WRITTEN INSTRUCTION: Identify each line below that contains the word "date", and copy it out.

PROVIDED DATA:
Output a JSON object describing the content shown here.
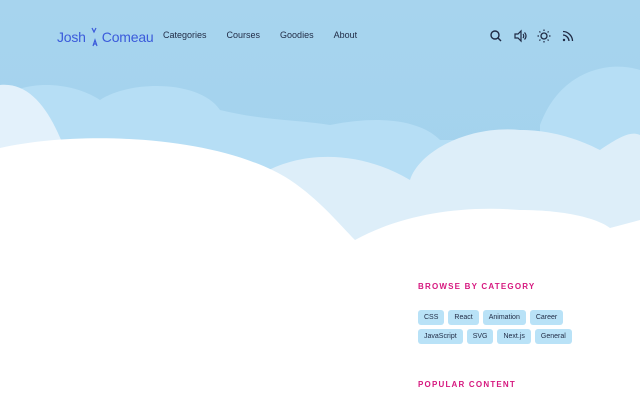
{
  "logo": {
    "first": "Josh",
    "last": "Comeau"
  },
  "nav": {
    "items": [
      "Categories",
      "Courses",
      "Goodies",
      "About"
    ]
  },
  "toolbar": {
    "icons": [
      "search-icon",
      "volume-icon",
      "sun-icon",
      "rss-icon"
    ]
  },
  "sidebar": {
    "browse_title": "Browse by Category",
    "categories": [
      "CSS",
      "React",
      "Animation",
      "Career",
      "JavaScript",
      "SVG",
      "Next.js",
      "General"
    ],
    "popular_title": "Popular Content"
  },
  "colors": {
    "sky": "#a7d4ee",
    "cloud_far": "#b8e0f6",
    "cloud_mid": "#ddeef9",
    "brand": "#3b5bdb",
    "accent": "#d6187f",
    "tag_bg": "#b9e2f7"
  }
}
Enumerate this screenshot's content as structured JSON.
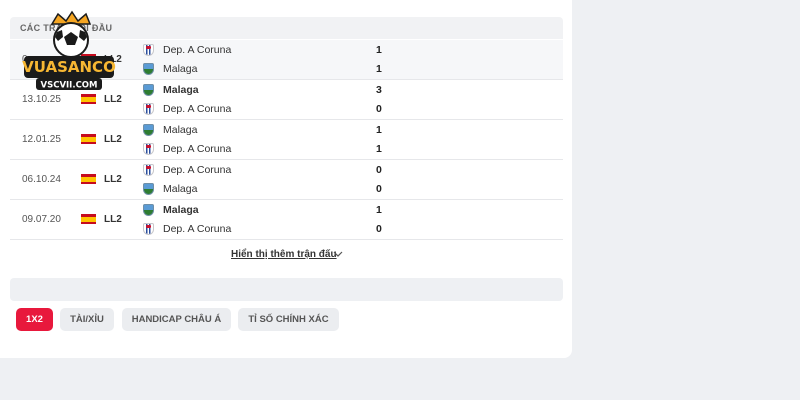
{
  "header": {
    "title": "Các trận đối đầu"
  },
  "rows": [
    {
      "date": "0",
      "league": "LL2",
      "teams": [
        {
          "name": "Dep. A Coruna",
          "crest": "dep",
          "bold": false,
          "score": "1"
        },
        {
          "name": "Malaga",
          "crest": "mal",
          "bold": false,
          "score": "1"
        }
      ],
      "highlight": true
    },
    {
      "date": "13.10.25",
      "league": "LL2",
      "teams": [
        {
          "name": "Malaga",
          "crest": "mal",
          "bold": true,
          "score": "3"
        },
        {
          "name": "Dep. A Coruna",
          "crest": "dep",
          "bold": false,
          "score": "0"
        }
      ]
    },
    {
      "date": "12.01.25",
      "league": "LL2",
      "teams": [
        {
          "name": "Malaga",
          "crest": "mal",
          "bold": false,
          "score": "1"
        },
        {
          "name": "Dep. A Coruna",
          "crest": "dep",
          "bold": false,
          "score": "1"
        }
      ]
    },
    {
      "date": "06.10.24",
      "league": "LL2",
      "teams": [
        {
          "name": "Dep. A Coruna",
          "crest": "dep",
          "bold": false,
          "score": "0"
        },
        {
          "name": "Malaga",
          "crest": "mal",
          "bold": false,
          "score": "0"
        }
      ]
    },
    {
      "date": "09.07.20",
      "league": "LL2",
      "teams": [
        {
          "name": "Malaga",
          "crest": "mal",
          "bold": true,
          "score": "1"
        },
        {
          "name": "Dep. A Coruna",
          "crest": "dep",
          "bold": false,
          "score": "0"
        }
      ]
    }
  ],
  "show_more": {
    "label": "Hiển thị thêm trận đấu",
    "icon": "chevron-down-icon"
  },
  "tabs": [
    {
      "label": "1X2",
      "active": true
    },
    {
      "label": "Tài/Xỉu",
      "active": false
    },
    {
      "label": "Handicap châu Á",
      "active": false
    },
    {
      "label": "Tỉ số chính xác",
      "active": false
    }
  ],
  "logo": {
    "text": "VUASANCO",
    "subtext": "VSCVII.COM"
  },
  "colors": {
    "accent": "#e8183c",
    "flag_red": "#c60b1e",
    "flag_yellow": "#ffc400"
  }
}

FULL OUTPUT:
      "date": "0",
      "date": "13.10.25",
      "date": "12.01.25",
      "date": "06.10.24",
      "date": "09.07.20",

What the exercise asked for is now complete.